** BEGIN Material for this task **
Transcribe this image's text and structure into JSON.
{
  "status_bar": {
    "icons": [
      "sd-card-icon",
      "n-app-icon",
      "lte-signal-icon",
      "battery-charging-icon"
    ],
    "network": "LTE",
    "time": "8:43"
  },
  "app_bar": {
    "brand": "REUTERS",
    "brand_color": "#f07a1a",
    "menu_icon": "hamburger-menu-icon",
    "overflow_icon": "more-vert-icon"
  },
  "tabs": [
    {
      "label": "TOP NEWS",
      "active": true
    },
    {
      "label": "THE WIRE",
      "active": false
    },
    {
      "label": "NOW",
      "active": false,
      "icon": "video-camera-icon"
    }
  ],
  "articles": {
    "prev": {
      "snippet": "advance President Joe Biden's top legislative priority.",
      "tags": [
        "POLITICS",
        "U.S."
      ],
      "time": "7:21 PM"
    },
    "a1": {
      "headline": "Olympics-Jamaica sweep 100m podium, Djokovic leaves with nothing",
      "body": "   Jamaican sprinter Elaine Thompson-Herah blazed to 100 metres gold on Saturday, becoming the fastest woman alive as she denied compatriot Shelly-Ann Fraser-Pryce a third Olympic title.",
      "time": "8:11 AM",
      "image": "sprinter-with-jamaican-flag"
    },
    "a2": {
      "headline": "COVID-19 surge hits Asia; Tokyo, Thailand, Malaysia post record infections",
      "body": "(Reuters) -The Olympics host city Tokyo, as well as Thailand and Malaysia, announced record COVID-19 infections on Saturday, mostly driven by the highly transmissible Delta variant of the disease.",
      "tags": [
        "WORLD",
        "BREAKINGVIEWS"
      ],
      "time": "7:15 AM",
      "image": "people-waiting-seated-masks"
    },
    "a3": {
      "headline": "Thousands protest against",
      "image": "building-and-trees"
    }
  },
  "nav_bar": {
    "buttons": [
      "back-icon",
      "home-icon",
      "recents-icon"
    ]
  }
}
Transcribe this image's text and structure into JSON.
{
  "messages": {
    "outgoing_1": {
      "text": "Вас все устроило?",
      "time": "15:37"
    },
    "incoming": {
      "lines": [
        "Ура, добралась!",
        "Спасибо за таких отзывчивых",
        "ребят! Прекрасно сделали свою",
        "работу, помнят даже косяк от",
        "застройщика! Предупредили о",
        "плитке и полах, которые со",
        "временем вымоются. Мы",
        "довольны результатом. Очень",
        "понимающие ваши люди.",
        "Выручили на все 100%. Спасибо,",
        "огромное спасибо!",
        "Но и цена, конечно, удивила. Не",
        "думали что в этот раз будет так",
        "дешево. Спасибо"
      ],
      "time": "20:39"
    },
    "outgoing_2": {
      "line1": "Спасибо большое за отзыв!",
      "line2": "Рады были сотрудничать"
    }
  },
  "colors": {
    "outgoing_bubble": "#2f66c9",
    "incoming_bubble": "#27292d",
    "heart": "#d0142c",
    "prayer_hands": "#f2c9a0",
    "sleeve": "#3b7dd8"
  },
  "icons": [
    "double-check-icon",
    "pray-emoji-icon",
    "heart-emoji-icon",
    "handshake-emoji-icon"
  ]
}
** END Material for this task **
## What needs to be done
Scan the material above. Copy each line that holds the word "image".

## Expected output
Transcribe this image's text and structure into JSON.
      "image": "sprinter-with-jamaican-flag"
      "image": "people-waiting-seated-masks"
      "image": "building-and-trees"
Transcribe this image's text and structure into JSON.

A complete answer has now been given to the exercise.